What this task involves = Transcribe each of the records below exactly, excluding all pictures.

Information provided =
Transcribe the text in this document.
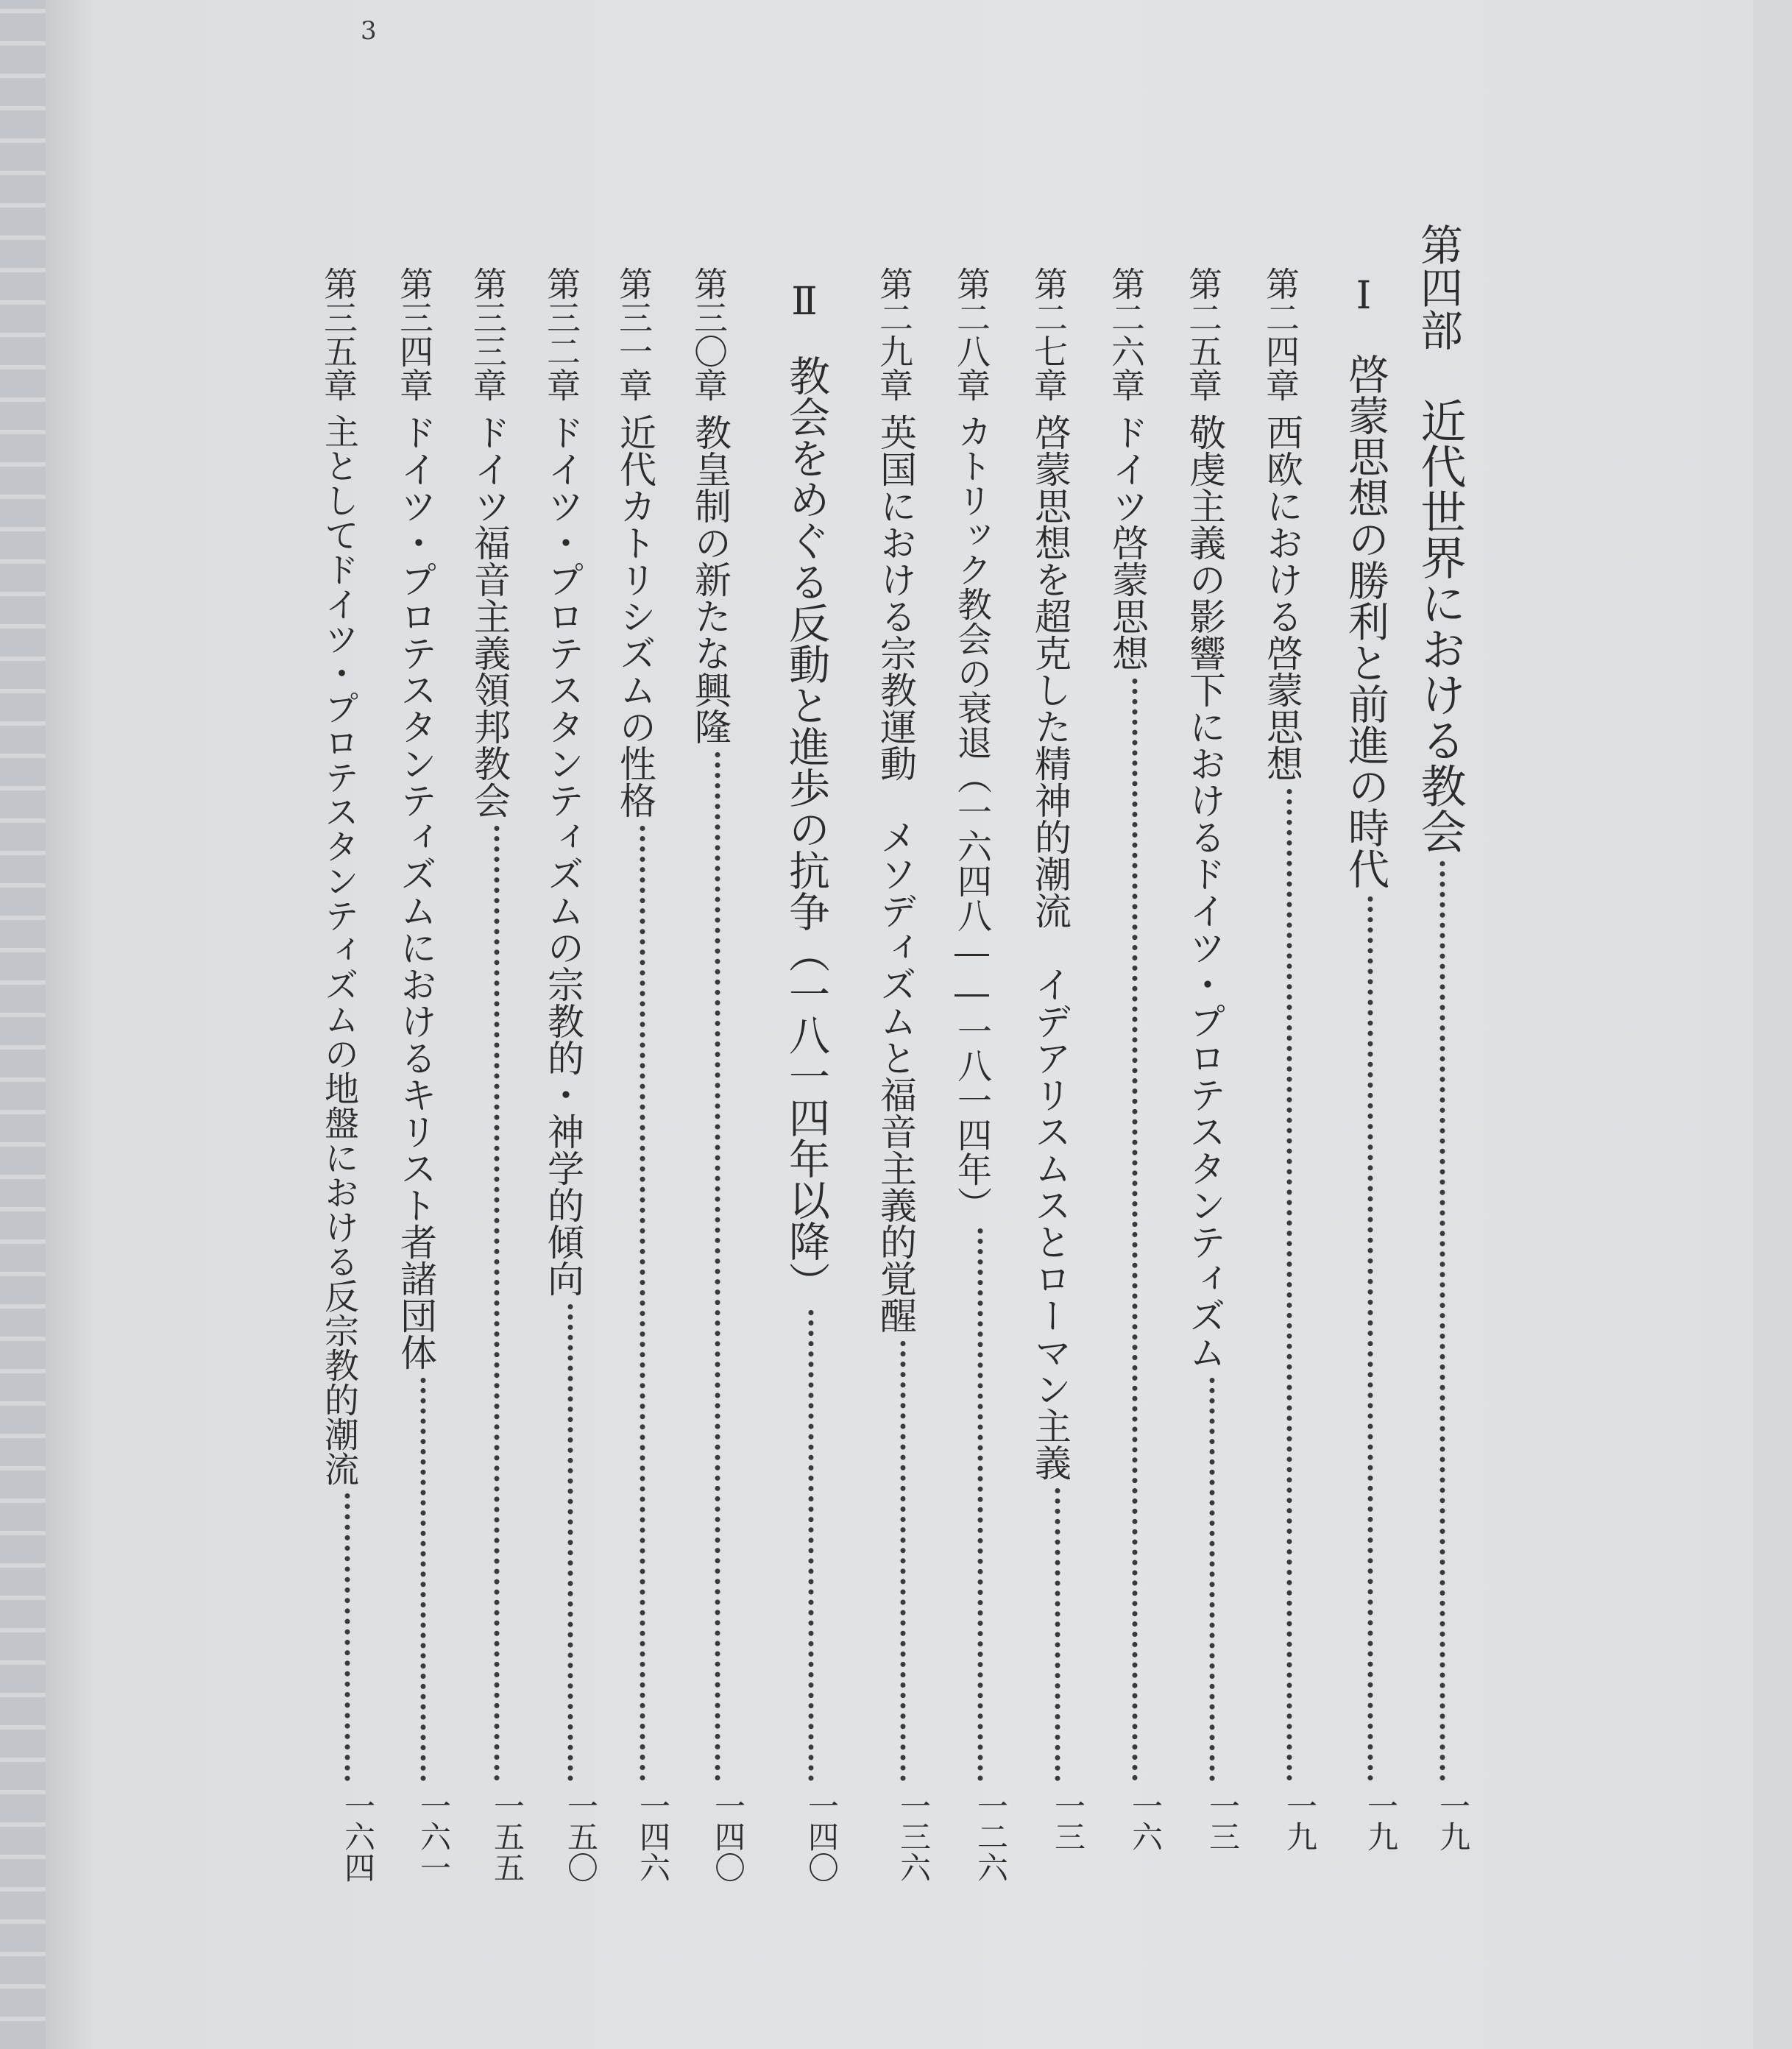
3

第四部
近代世界における教会
一九
Ⅰ
啓蒙思想の勝利と前進の時代
一九
第二四章
西欧における啓蒙思想
一九
第二五章
敬虔主義の影響下におけるドイツ・プロテスタンティズム
一三
第二六章
ドイツ啓蒙思想
一六
第二七章
啓蒙思想を超克した精神的潮流　イデアリスムスとローマン主義
一三
第二八章
カトリック教会の衰退（一六四八――一八一四年）
一二六
第二九章
英国における宗教運動　メソディズムと福音主義的覚醒
一三六
Ⅱ
教会をめぐる反動と進歩の抗争（一八一四年以降）
一四〇
第三〇章
教皇制の新たな興隆
一四〇
第三一章
近代カトリシズムの性格
一四六
第三二章
ドイツ・プロテスタンティズムの宗教的・神学的傾向
一五〇
第三三章
ドイツ福音主義領邦教会
一五五
第三四章
ドイツ・プロテスタンティズムにおけるキリスト者諸団体
一六一
第三五章
主としてドイツ・プロテスタンティズムの地盤における反宗教的潮流
一六四
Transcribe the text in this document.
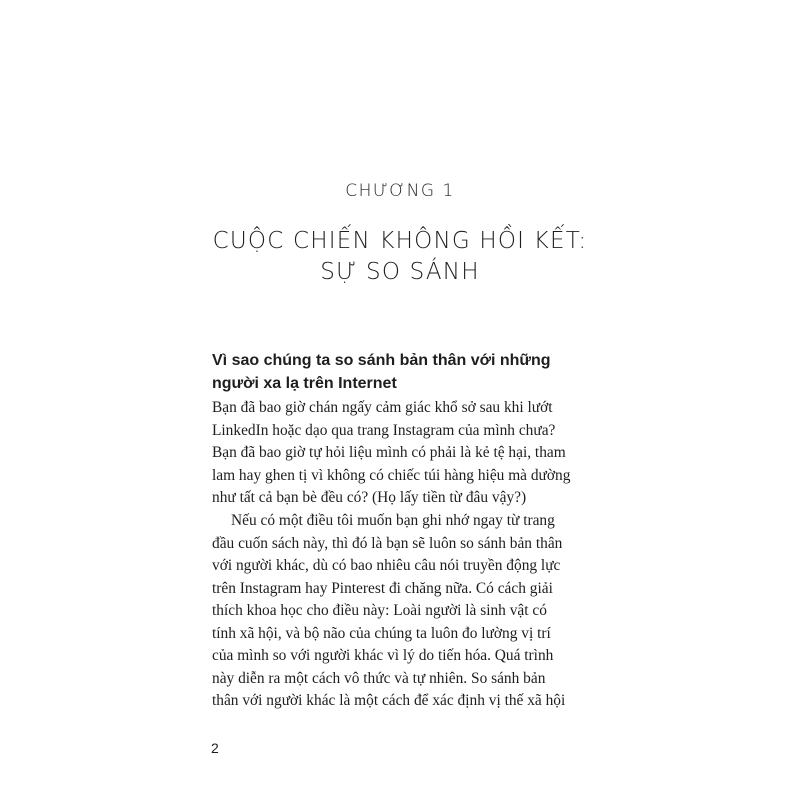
CHƯƠNG 1
CUỘC CHIẾN KHÔNG HỒI KẾT:
SỰ SO SÁNH
Vì sao chúng ta so sánh bản thân với những
người xa lạ trên Internet
Bạn đã bao giờ chán ngấy cảm giác khổ sở sau khi lướt
LinkedIn hoặc dạo qua trang Instagram của mình chưa?
Bạn đã bao giờ tự hỏi liệu mình có phải là kẻ tệ hại, tham
lam hay ghen tị vì không có chiếc túi hàng hiệu mà dường
như tất cả bạn bè đều có? (Họ lấy tiền từ đâu vậy?)
Nếu có một điều tôi muốn bạn ghi nhớ ngay từ trang
đầu cuốn sách này, thì đó là bạn sẽ luôn so sánh bản thân
với người khác, dù có bao nhiêu câu nói truyền động lực
trên Instagram hay Pinterest đi chăng nữa. Có cách giải
thích khoa học cho điều này: Loài người là sinh vật có
tính xã hội, và bộ não của chúng ta luôn đo lường vị trí
của mình so với người khác vì lý do tiến hóa. Quá trình
này diễn ra một cách vô thức và tự nhiên. So sánh bản
thân với người khác là một cách để xác định vị thế xã hội
2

Solution =
Transcribe the text in this document.
3

第四部
近代世界における教会
一九
Ⅰ
啓蒙思想の勝利と前進の時代
一九
第二四章
西欧における啓蒙思想
一九
第二五章
敬虔主義の影響下におけるドイツ・プロテスタンティズム
一三
第二六章
ドイツ啓蒙思想
一六
第二七章
啓蒙思想を超克した精神的潮流　イデアリスムスとローマン主義
一三
第二八章
カトリック教会の衰退（一六四八――一八一四年）
一二六
第二九章
英国における宗教運動　メソディズムと福音主義的覚醒
一三六
Ⅱ
教会をめぐる反動と進歩の抗争（一八一四年以降）
一四〇
第三〇章
教皇制の新たな興隆
一四〇
第三一章
近代カトリシズムの性格
一四六
第三二章
ドイツ・プロテスタンティズムの宗教的・神学的傾向
一五〇
第三三章
ドイツ福音主義領邦教会
一五五
第三四章
ドイツ・プロテスタンティズムにおけるキリスト者諸団体
一六一
第三五章
主としてドイツ・プロテスタンティズムの地盤における反宗教的潮流
一六四
Transcribe the text in this document.
CHƯƠNG 1
CUỘC CHIẾN KHÔNG HỒI KẾT:
SỰ SO SÁNH
Vì sao chúng ta so sánh bản thân với những
người xa lạ trên Internet
Bạn đã bao giờ chán ngấy cảm giác khổ sở sau khi lướt
LinkedIn hoặc dạo qua trang Instagram của mình chưa?
Bạn đã bao giờ tự hỏi liệu mình có phải là kẻ tệ hại, tham
lam hay ghen tị vì không có chiếc túi hàng hiệu mà dường
như tất cả bạn bè đều có? (Họ lấy tiền từ đâu vậy?)
Nếu có một điều tôi muốn bạn ghi nhớ ngay từ trang
đầu cuốn sách này, thì đó là bạn sẽ luôn so sánh bản thân
với người khác, dù có bao nhiêu câu nói truyền động lực
trên Instagram hay Pinterest đi chăng nữa. Có cách giải
thích khoa học cho điều này: Loài người là sinh vật có
tính xã hội, và bộ não của chúng ta luôn đo lường vị trí
của mình so với người khác vì lý do tiến hóa. Quá trình
này diễn ra một cách vô thức và tự nhiên. So sánh bản
thân với người khác là một cách để xác định vị thế xã hội
2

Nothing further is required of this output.